To do » Search the records that follow and extract every line containing the string "勇于自我革命".

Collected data
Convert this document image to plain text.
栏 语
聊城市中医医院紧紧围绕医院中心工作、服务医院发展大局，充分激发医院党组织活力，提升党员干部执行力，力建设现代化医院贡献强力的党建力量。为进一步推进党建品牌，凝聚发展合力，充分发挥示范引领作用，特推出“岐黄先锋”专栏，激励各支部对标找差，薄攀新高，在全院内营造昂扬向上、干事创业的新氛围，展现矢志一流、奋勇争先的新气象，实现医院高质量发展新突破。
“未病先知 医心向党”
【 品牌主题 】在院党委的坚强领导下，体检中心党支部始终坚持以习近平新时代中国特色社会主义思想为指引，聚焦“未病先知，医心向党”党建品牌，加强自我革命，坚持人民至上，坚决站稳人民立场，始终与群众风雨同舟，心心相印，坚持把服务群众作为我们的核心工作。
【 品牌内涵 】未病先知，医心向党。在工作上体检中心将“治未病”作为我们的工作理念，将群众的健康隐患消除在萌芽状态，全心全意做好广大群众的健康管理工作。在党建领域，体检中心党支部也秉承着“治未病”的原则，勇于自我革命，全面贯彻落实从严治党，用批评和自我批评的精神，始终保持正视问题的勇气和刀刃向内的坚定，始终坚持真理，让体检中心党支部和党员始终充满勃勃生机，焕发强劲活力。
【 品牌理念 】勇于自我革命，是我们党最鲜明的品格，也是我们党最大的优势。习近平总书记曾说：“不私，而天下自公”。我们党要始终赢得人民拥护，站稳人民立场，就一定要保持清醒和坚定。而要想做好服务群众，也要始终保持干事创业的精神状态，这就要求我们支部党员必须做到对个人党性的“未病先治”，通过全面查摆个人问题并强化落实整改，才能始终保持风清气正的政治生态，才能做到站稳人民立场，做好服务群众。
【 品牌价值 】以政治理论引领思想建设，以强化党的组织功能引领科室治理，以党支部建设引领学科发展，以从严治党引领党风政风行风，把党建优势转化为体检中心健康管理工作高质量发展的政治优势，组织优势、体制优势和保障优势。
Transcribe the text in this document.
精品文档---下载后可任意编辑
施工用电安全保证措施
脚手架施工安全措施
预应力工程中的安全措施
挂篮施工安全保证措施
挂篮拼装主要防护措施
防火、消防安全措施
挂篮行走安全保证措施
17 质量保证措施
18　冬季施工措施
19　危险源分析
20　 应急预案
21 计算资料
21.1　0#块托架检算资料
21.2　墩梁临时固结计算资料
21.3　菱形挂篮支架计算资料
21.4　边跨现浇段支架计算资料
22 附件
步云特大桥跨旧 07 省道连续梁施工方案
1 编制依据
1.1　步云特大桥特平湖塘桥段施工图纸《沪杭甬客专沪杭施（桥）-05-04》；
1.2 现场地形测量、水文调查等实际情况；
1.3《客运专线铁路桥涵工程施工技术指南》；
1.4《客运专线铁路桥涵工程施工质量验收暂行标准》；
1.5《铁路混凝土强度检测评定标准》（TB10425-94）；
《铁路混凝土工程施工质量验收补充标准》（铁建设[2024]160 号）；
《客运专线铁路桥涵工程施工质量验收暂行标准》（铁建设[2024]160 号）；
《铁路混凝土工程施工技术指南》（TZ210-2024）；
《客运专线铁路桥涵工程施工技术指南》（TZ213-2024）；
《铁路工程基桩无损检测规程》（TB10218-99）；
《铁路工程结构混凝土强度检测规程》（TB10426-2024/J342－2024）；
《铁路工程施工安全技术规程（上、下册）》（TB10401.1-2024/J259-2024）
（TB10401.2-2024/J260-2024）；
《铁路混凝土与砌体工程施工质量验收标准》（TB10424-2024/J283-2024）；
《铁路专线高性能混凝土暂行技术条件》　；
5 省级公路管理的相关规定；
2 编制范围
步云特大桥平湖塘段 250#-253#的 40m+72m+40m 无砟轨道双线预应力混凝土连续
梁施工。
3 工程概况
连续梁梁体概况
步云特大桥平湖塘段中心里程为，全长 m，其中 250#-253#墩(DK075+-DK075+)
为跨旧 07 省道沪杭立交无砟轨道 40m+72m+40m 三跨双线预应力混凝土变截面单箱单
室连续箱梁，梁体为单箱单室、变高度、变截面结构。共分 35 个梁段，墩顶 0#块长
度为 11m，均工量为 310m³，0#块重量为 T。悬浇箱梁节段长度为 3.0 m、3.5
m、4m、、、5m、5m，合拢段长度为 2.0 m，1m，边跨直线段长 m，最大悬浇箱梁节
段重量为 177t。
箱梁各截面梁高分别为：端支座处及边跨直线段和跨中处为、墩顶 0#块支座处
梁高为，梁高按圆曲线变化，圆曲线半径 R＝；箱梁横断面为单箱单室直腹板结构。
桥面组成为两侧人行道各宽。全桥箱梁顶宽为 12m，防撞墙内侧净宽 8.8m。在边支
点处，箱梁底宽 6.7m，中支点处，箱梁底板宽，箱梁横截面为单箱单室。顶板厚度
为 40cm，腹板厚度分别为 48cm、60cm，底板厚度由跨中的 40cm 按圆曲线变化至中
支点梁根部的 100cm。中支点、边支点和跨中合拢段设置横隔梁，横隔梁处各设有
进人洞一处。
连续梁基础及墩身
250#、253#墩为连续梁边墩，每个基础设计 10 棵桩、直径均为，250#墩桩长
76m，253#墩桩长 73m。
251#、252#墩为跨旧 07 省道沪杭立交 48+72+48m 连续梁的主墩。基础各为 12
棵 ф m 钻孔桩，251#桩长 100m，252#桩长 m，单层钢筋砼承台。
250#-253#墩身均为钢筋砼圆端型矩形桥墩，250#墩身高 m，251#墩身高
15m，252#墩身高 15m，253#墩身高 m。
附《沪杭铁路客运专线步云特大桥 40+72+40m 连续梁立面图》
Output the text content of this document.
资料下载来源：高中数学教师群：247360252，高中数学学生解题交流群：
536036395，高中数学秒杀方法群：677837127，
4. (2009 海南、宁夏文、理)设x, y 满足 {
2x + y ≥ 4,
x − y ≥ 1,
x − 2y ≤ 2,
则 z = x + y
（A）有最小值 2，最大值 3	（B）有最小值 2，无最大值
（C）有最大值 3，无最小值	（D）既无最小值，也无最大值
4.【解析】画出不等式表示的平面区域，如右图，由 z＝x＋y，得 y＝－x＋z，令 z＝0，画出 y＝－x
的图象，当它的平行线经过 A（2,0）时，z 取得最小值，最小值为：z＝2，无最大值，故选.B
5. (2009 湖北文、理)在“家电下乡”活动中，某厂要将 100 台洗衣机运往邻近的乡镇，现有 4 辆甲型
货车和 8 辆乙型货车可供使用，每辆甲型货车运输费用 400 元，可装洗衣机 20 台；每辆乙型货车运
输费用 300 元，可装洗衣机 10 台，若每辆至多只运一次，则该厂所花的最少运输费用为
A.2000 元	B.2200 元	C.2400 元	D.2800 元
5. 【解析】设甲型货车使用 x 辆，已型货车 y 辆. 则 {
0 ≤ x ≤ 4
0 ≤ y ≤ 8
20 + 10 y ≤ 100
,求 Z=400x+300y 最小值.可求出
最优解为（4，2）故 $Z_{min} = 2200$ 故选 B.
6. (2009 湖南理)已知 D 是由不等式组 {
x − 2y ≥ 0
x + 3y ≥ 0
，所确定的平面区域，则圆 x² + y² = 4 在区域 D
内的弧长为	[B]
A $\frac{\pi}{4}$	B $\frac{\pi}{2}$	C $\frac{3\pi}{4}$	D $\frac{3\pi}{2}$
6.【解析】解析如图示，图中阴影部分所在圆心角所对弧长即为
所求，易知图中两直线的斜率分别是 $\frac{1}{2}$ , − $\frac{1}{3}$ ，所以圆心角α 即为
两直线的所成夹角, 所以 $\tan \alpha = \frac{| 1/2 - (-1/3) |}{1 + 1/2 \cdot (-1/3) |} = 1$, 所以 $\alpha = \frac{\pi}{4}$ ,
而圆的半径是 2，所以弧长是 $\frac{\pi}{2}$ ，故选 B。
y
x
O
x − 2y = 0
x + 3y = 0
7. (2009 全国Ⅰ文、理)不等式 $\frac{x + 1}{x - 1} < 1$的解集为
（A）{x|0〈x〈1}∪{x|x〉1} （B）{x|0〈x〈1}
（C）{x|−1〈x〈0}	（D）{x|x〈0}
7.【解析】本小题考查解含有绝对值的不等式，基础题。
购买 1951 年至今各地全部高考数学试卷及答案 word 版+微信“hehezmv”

Output of the exercise »
【 品牌内涵 】未病先知，医心向党。在工作上体检中心将“治未病”作为我们的工作理念，将群众的健康隐患消除在萌芽状态，全心全意做好广大群众的健康管理工作。在党建领域，体检中心党支部也秉承着“治未病”的原则，勇于自我革命，全面贯彻落实从严治党，用批评和自我批评的精神，始终保持正视问题的勇气和刀刃向内的坚定，始终坚持真理，让体检中心党支部和党员始终充满勃勃生机，焕发强劲活力。
【 品牌理念 】勇于自我革命，是我们党最鲜明的品格，也是我们党最大的优势。习近平总书记曾说：“不私，而天下自公”。我们党要始终赢得人民拥护，站稳人民立场，就一定要保持清醒和坚定。而要想做好服务群众，也要始终保持干事创业的精神状态，这就要求我们支部党员必须做到对个人党性的“未病先治”，通过全面查摆个人问题并强化落实整改，才能始终保持风清气正的政治生态，才能做到站稳人民立场，做好服务群众。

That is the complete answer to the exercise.